Records contained in a dataset.

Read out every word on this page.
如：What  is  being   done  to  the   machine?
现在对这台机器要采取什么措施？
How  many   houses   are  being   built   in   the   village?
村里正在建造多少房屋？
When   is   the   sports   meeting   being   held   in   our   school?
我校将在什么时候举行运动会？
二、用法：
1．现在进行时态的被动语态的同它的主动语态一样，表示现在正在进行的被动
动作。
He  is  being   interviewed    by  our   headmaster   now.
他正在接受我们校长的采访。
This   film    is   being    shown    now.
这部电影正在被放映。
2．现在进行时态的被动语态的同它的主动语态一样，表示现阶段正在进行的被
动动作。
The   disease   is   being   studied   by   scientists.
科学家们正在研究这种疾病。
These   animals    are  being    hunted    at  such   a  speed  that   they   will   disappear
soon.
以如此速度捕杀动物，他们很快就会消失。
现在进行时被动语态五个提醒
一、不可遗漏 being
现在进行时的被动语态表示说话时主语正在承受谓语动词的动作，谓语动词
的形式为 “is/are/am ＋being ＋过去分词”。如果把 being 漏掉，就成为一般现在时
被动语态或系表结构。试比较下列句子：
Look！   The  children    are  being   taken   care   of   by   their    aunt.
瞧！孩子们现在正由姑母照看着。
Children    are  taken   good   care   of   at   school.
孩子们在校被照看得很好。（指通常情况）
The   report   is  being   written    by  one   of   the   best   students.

WORK TO COMPLETE.
Your task is to give the records above again, exactly.

RESULT OF THE TASK.
Read out every word on this page.
如：What  is  being   done  to  the   machine?
现在对这台机器要采取什么措施？
How  many   houses   are  being   built   in   the   village?
村里正在建造多少房屋？
When   is   the   sports   meeting   being   held   in   our   school?
我校将在什么时候举行运动会？
二、用法：
1．现在进行时态的被动语态的同它的主动语态一样，表示现在正在进行的被动
动作。
He  is  being   interviewed    by  our   headmaster   now.
他正在接受我们校长的采访。
This   film    is   being    shown    now.
这部电影正在被放映。
2．现在进行时态的被动语态的同它的主动语态一样，表示现阶段正在进行的被
动动作。
The   disease   is   being   studied   by   scientists.
科学家们正在研究这种疾病。
These   animals    are  being    hunted    at  such   a  speed  that   they   will   disappear
soon.
以如此速度捕杀动物，他们很快就会消失。
现在进行时被动语态五个提醒
一、不可遗漏 being
现在进行时的被动语态表示说话时主语正在承受谓语动词的动作，谓语动词
的形式为 “is/are/am ＋being ＋过去分词”。如果把 being 漏掉，就成为一般现在时
被动语态或系表结构。试比较下列句子：
Look！   The  children    are  being   taken   care   of   by   their    aunt.
瞧！孩子们现在正由姑母照看着。
Children    are  taken   good   care   of   at   school.
孩子们在校被照看得很好。（指通常情况）
The   report   is  being   written    by  one   of   the   best   students.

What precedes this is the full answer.